GIVEN PROBLEM. Rewrite the material as a numbered list, starting at its first line and ending with the line that contains "point xyxy=(617,338,630,351)". Leave out blank lines.

Layout annotation records.
— start —
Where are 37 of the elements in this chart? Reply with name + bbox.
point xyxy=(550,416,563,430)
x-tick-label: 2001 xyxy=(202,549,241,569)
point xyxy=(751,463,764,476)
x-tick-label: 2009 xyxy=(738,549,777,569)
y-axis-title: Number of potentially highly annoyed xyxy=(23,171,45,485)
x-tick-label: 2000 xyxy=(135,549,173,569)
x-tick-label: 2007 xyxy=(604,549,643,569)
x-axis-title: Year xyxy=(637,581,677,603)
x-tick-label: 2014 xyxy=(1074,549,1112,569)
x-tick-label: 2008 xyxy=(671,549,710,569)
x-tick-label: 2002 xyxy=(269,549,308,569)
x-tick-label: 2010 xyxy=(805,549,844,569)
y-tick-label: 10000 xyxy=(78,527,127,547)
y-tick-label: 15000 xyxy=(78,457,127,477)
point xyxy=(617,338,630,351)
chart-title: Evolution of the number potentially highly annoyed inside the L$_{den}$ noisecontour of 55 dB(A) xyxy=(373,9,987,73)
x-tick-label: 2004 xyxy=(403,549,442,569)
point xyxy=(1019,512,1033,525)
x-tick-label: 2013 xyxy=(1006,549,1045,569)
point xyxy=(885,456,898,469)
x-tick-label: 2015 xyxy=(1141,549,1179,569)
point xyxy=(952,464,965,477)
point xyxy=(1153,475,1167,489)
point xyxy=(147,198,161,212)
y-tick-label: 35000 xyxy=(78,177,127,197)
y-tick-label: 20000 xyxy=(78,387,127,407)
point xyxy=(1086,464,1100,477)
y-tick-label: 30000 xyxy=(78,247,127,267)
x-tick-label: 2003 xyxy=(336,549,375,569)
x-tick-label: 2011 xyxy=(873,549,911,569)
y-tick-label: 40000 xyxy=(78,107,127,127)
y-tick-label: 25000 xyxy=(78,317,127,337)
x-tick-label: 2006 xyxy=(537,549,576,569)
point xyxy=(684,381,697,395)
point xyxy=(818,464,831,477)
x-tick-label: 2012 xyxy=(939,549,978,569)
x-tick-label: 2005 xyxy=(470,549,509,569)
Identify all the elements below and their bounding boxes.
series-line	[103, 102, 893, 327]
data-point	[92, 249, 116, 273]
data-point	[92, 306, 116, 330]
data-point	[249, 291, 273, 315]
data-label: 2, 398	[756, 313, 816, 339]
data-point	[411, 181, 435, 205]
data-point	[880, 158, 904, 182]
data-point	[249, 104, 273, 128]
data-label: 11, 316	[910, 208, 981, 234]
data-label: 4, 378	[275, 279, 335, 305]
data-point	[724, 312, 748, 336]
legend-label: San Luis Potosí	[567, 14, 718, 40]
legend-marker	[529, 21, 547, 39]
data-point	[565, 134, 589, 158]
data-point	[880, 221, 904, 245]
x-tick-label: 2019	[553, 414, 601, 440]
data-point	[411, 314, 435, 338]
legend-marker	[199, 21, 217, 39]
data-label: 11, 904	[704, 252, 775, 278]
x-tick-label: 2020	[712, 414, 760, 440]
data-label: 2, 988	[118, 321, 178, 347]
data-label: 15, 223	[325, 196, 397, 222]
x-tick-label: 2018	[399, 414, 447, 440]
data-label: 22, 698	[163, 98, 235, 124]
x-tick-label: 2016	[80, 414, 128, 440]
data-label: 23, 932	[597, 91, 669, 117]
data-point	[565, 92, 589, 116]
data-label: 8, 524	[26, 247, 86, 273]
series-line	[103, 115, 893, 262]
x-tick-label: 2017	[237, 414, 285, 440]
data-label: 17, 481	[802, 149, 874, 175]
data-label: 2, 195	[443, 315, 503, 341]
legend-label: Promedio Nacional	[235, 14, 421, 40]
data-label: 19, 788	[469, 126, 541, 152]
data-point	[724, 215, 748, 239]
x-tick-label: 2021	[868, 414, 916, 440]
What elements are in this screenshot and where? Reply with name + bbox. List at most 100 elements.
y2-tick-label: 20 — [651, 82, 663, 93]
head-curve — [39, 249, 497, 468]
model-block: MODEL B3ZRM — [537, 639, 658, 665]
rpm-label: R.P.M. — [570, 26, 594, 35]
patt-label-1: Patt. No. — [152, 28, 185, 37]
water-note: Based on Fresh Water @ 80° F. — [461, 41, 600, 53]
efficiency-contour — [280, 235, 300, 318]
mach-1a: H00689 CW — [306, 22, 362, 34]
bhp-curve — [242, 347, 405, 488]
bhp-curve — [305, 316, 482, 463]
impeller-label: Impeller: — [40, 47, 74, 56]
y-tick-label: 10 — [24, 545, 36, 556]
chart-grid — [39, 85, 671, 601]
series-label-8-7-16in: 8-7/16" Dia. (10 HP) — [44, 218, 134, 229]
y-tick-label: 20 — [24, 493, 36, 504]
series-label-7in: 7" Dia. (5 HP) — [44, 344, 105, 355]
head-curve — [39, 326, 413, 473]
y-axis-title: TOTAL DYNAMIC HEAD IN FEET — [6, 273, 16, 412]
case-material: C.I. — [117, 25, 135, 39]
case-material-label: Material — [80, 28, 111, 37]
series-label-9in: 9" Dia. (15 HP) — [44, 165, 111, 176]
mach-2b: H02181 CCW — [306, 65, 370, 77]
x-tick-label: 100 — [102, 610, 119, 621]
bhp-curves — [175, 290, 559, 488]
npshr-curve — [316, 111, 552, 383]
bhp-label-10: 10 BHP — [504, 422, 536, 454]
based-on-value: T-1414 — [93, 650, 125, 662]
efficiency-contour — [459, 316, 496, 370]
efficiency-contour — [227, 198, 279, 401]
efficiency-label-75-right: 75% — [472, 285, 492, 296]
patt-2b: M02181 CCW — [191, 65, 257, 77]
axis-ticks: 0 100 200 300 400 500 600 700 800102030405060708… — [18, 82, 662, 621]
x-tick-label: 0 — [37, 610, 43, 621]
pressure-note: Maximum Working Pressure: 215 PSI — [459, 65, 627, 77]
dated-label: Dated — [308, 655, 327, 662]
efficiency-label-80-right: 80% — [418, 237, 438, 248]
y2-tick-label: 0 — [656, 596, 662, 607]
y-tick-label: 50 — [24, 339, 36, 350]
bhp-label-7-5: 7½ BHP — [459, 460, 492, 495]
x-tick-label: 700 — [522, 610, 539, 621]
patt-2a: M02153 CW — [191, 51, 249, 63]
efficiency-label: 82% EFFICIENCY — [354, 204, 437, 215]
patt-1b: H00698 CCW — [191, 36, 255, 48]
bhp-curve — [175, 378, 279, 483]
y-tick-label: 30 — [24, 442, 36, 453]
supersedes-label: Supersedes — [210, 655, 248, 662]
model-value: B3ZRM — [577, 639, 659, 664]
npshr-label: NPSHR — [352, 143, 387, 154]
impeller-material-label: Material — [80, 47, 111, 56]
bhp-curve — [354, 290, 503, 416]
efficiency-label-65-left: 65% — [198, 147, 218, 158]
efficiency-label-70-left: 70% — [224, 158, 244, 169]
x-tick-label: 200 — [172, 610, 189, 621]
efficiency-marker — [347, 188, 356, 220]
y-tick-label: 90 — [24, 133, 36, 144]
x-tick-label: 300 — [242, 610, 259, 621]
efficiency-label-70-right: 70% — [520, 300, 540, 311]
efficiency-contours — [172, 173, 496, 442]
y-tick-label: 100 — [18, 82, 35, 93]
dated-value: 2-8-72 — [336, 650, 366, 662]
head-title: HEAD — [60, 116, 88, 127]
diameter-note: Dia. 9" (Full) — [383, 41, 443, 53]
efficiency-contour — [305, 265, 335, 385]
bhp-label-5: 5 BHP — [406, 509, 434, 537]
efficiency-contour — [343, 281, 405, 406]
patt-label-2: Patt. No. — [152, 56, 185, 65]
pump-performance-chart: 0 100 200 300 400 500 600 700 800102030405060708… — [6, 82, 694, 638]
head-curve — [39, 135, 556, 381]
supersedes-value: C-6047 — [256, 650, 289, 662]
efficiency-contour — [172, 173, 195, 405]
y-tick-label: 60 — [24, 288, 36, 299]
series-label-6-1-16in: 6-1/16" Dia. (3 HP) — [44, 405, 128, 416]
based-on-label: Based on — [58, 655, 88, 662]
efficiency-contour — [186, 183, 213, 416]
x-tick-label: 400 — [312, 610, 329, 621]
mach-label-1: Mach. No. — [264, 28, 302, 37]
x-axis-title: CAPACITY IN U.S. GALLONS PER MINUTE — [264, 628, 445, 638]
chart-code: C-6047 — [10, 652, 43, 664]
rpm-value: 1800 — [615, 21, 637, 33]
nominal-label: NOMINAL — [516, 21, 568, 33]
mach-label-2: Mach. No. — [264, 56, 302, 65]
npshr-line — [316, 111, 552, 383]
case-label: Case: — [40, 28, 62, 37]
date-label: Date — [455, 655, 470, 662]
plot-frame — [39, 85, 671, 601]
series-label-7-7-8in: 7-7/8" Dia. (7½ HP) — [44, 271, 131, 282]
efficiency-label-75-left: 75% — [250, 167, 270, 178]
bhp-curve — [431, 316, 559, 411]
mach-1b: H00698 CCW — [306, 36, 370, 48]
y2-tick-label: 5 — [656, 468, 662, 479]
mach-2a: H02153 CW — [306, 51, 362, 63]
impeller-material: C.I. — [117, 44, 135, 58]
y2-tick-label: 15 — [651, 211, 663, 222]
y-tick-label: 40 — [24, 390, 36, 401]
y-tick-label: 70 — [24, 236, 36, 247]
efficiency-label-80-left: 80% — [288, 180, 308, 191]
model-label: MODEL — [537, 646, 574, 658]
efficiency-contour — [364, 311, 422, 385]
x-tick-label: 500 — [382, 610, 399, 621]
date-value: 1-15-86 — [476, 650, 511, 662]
— end —
EXERCISE RESPONSE.
1. Where are 37 of the elements in this chart? Reply with name + bbox.
2. point xyxy=(550,416,563,430)
3. x-tick-label: 2001 xyxy=(202,549,241,569)
4. point xyxy=(751,463,764,476)
5. x-tick-label: 2009 xyxy=(738,549,777,569)
6. y-axis-title: Number of potentially highly annoyed xyxy=(23,171,45,485)
7. x-tick-label: 2000 xyxy=(135,549,173,569)
8. x-tick-label: 2007 xyxy=(604,549,643,569)
9. x-axis-title: Year xyxy=(637,581,677,603)
10. x-tick-label: 2014 xyxy=(1074,549,1112,569)
11. x-tick-label: 2008 xyxy=(671,549,710,569)
12. x-tick-label: 2002 xyxy=(269,549,308,569)
13. x-tick-label: 2010 xyxy=(805,549,844,569)
14. y-tick-label: 10000 xyxy=(78,527,127,547)
15. y-tick-label: 15000 xyxy=(78,457,127,477)
16. point xyxy=(617,338,630,351)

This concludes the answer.